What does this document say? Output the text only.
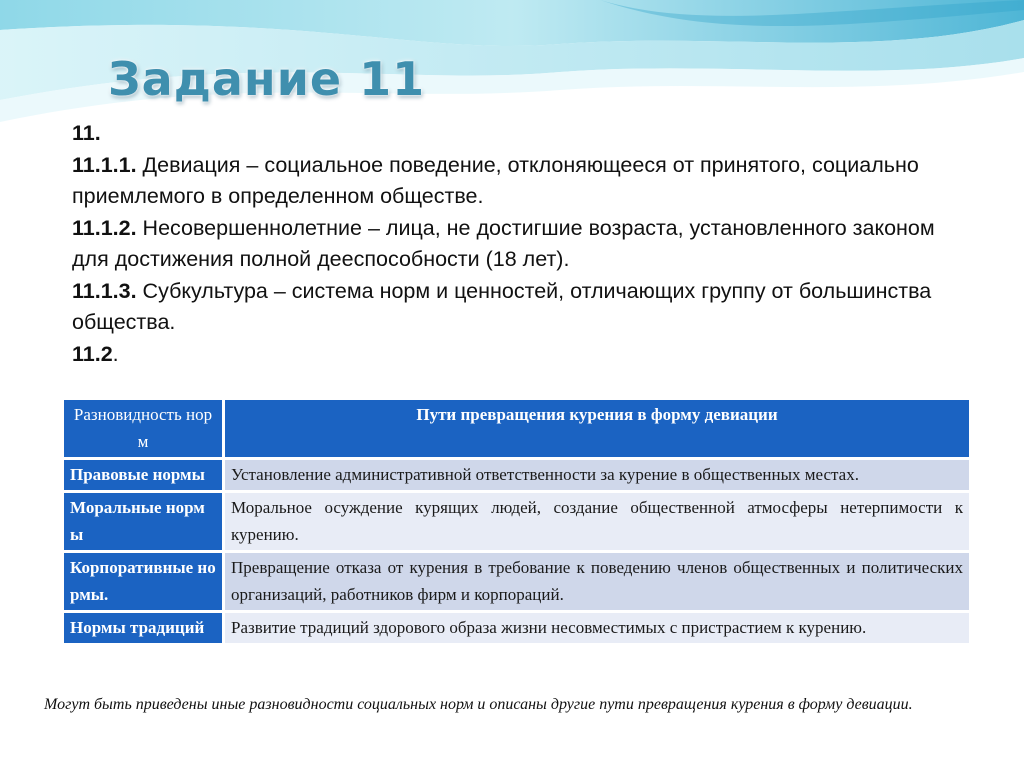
Задание 11

11.

11.1.1. Девиация – социальное поведение, отклоняющееся от принятого, социально приемлемого в определенном обществе.

11.1.2. Несовершеннолетние – лица, не достигшие возраста, установленного законом для достижения полной дееспособности (18 лет).

11.1.3. Субкультура – система норм и ценностей, отличающих группу от большинства общества.

11.2.

Разновидность норм	Пути превращения курения в форму девиации
Правовые нормы	Установление административной ответственности за курение в общественных местах.
Моральные нормы	Моральное осуждение курящих людей, создание общественной атмосферы нетерпимости к курению.
Корпоративные нормы.	Превращение отказа от курения в требование к поведению членов общественных и политических организаций, работников фирм и корпораций.
Нормы традиций	Развитие традиций здорового образа жизни несовместимых с пристрастием к курению.
Могут быть приведены иные разновидности социальных норм и описаны другие пути превращения курения в форму девиации.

■ SHORT PROBLEM
The records shown above are to be repeated exactly, with the pictures left out.

■ SOLUTION FOR THIS EXERCISE
What does this document say? Output the text only.
Задание 11

11.

11.1.1. Девиация – социальное поведение, отклоняющееся от принятого, социально приемлемого в определенном обществе.

11.1.2. Несовершеннолетние – лица, не достигшие возраста, установленного законом для достижения полной дееспособности (18 лет).

11.1.3. Субкультура – система норм и ценностей, отличающих группу от большинства общества.

11.2.

Разновидность норм	Пути превращения курения в форму девиации
Правовые нормы	Установление административной ответственности за курение в общественных местах.
Моральные нормы	Моральное осуждение курящих людей, создание общественной атмосферы нетерпимости к курению.
Корпоративные нормы.	Превращение отказа от курения в требование к поведению членов общественных и политических организаций, работников фирм и корпораций.
Нормы традиций	Развитие традиций здорового образа жизни несовместимых с пристрастием к курению.
Могут быть приведены иные разновидности социальных норм и описаны другие пути превращения курения в форму девиации.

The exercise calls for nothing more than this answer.